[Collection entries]
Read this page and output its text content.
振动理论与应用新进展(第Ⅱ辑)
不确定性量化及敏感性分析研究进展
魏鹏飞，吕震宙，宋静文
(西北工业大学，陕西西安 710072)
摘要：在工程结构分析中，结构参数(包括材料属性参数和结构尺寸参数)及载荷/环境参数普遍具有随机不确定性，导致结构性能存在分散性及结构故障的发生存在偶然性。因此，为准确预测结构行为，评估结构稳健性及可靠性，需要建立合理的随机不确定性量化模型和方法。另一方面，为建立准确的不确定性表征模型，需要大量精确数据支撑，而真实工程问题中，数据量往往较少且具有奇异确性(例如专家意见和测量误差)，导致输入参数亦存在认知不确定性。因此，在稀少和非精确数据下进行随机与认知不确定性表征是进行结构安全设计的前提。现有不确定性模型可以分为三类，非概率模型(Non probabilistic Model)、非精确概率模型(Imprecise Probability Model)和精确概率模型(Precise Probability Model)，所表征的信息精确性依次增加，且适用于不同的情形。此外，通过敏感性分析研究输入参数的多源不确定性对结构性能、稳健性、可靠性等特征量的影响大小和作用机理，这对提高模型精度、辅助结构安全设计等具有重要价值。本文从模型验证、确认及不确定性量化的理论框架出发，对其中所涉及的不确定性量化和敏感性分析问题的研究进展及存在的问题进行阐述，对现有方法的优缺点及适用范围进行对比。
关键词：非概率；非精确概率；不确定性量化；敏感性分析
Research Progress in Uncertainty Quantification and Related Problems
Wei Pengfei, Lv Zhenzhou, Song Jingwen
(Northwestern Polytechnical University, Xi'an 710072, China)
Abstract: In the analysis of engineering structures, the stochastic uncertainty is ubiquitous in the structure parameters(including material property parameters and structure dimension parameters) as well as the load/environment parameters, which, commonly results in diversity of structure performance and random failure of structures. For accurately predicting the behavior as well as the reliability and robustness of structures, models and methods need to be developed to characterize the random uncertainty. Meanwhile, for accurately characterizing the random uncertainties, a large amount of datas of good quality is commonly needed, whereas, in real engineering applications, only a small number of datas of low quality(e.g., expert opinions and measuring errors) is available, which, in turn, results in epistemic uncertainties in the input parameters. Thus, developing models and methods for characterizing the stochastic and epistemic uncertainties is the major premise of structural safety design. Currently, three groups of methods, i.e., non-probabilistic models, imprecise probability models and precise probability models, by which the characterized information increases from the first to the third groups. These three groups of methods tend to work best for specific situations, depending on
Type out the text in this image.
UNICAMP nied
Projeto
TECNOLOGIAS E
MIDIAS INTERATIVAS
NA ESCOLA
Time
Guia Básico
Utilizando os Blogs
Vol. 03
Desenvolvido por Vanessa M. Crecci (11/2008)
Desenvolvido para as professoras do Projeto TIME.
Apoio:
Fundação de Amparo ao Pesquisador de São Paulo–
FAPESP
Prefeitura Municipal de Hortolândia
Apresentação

**DESCRIPTION OF THE TASK:**
Copy every line of the entries above in which "text" occurs.

**FULL OUTPUT:**
Read this page and output its text content.
Type out the text in this image.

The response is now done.